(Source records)

BEGIN

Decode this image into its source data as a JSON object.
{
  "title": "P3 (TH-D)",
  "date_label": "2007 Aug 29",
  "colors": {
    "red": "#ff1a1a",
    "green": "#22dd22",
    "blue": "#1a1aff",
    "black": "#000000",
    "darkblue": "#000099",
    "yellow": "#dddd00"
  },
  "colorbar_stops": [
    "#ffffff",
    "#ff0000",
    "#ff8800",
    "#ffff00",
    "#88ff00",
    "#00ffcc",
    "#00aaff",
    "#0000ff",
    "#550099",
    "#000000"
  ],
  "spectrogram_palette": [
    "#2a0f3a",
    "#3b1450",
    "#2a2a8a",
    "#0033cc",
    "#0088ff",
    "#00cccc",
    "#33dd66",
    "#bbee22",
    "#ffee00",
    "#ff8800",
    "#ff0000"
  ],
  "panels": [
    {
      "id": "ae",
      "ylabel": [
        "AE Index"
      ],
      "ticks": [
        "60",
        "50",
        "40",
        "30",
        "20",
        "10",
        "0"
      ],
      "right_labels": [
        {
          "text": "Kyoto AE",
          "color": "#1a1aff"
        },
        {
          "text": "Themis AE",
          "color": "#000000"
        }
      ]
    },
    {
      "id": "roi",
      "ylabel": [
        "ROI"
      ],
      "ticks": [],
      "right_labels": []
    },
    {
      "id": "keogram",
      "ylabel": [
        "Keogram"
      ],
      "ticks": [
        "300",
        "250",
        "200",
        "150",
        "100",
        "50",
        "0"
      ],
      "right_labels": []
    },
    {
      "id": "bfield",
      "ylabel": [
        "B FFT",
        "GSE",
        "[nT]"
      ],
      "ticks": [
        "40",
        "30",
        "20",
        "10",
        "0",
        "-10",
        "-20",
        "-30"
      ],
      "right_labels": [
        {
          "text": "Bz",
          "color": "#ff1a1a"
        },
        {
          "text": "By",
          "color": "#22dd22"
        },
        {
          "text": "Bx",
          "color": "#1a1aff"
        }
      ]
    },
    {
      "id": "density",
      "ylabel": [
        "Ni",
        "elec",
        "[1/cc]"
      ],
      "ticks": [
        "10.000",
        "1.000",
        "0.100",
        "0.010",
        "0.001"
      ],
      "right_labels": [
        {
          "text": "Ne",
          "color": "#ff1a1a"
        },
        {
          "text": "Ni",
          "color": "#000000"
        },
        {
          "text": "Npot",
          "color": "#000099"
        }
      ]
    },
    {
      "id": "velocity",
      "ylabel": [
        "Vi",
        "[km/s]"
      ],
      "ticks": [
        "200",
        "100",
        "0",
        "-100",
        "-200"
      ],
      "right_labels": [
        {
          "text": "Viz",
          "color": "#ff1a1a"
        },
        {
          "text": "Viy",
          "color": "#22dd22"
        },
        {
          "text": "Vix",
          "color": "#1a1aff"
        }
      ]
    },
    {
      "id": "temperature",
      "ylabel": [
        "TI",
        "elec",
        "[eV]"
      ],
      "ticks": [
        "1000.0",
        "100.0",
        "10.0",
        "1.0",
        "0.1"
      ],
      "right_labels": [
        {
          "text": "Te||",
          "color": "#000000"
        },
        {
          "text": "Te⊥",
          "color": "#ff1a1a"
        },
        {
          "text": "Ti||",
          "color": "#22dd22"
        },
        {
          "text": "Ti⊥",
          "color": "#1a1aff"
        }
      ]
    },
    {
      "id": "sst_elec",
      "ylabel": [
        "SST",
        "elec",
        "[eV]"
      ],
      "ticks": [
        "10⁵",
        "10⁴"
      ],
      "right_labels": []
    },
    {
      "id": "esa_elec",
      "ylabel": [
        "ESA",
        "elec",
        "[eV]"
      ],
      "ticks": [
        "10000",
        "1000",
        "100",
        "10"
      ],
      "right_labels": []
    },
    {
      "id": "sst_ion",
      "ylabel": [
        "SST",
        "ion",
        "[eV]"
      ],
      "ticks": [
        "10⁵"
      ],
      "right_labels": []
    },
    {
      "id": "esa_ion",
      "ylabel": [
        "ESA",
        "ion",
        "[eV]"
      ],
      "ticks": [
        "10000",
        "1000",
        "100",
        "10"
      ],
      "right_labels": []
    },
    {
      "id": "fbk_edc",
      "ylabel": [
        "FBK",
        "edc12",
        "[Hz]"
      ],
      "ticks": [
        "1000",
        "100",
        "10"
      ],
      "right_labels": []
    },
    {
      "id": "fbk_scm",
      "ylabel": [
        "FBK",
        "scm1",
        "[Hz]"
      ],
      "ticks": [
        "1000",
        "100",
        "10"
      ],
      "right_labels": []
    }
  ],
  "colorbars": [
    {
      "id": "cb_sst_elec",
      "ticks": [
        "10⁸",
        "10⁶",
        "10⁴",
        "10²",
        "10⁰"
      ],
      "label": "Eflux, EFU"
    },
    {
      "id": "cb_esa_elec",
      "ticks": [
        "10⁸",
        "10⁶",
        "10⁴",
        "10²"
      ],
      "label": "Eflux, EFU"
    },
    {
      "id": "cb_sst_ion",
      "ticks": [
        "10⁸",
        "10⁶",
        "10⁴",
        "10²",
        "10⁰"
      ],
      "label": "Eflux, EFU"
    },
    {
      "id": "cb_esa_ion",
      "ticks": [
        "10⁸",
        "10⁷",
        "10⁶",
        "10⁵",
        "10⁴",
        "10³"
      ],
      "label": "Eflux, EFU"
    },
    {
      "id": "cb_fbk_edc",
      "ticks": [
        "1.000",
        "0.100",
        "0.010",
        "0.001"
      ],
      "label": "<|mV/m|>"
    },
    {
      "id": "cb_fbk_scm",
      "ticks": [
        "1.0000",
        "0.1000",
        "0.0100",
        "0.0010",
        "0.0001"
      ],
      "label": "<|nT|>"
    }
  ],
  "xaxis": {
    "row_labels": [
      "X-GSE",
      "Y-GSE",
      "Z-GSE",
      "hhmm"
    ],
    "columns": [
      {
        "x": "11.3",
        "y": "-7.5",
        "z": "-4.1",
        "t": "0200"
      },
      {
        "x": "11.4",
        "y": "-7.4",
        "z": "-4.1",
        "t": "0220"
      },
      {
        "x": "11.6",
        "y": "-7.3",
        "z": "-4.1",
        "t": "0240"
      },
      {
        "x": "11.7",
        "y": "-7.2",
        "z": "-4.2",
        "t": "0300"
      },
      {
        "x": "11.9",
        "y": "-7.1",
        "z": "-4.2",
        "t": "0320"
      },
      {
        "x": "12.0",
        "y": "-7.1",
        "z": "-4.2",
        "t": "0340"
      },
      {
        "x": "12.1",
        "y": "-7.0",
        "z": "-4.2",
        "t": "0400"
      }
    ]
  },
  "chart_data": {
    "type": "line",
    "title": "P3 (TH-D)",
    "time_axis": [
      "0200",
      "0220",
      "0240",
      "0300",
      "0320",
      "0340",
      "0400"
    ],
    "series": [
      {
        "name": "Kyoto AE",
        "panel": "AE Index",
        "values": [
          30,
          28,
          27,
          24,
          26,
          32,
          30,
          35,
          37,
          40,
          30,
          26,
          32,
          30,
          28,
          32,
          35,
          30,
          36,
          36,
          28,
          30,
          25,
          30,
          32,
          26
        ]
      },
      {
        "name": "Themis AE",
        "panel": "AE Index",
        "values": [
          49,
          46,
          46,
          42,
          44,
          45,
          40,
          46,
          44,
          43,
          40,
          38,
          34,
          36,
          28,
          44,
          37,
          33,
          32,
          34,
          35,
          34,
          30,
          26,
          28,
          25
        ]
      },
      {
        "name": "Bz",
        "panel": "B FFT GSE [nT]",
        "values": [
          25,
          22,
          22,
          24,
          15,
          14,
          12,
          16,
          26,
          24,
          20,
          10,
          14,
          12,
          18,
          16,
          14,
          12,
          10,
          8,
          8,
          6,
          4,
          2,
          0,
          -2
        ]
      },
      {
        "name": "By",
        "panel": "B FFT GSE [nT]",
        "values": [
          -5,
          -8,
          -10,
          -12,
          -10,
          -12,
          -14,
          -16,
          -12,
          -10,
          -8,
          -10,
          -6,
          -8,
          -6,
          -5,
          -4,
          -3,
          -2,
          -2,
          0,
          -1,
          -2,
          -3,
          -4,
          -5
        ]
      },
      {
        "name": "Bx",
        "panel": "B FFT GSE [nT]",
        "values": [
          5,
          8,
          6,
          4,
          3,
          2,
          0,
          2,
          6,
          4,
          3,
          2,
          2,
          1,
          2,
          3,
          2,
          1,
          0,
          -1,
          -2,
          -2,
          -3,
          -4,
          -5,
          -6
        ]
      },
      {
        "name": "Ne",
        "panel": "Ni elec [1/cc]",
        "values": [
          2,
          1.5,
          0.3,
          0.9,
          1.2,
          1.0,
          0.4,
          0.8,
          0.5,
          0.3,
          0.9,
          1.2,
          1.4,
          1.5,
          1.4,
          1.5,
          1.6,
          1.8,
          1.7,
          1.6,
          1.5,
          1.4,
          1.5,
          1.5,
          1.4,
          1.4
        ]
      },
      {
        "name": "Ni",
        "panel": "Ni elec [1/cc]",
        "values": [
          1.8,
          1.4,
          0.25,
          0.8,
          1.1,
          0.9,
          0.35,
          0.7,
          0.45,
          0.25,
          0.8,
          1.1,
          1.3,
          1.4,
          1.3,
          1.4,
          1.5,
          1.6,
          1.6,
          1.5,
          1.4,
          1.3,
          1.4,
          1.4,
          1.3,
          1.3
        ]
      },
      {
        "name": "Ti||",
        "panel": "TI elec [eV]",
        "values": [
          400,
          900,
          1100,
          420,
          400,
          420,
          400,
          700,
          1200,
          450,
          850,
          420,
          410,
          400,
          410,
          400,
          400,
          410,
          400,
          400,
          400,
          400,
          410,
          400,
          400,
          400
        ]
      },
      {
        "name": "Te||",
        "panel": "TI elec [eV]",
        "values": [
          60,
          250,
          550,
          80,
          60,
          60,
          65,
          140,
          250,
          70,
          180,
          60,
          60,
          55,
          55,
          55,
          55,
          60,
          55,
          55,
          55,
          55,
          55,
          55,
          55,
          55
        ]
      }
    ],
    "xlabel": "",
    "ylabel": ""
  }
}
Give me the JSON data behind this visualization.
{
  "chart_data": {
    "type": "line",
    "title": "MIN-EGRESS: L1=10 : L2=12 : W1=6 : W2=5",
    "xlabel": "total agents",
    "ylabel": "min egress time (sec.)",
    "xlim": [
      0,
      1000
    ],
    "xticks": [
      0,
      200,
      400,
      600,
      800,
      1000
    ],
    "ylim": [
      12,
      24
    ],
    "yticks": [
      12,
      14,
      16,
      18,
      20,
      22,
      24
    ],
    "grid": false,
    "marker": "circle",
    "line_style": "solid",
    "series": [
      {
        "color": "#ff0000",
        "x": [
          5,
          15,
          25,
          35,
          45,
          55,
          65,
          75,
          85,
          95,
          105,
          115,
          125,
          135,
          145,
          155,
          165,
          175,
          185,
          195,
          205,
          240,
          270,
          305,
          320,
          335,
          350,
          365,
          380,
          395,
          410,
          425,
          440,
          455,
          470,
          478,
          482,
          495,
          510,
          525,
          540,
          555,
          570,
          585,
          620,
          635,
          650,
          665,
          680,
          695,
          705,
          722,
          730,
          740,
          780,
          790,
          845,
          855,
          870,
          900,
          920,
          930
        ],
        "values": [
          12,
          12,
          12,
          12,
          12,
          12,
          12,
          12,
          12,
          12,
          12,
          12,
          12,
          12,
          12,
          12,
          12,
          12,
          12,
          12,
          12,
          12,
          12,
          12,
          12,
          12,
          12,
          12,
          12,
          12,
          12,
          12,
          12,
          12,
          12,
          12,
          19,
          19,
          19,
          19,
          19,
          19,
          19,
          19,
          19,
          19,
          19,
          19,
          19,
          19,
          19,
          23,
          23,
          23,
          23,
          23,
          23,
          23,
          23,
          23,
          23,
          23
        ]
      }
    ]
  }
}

END

EXERCISE INSTRUCTIONS: Copy each line that contains the word "name".

REPLY:
        "name": "Kyoto AE",
        "name": "Themis AE",
        "name": "Bz",
        "name": "By",
        "name": "Bx",
        "name": "Ne",
        "name": "Ni",
        "name": "Ti||",
        "name": "Te||",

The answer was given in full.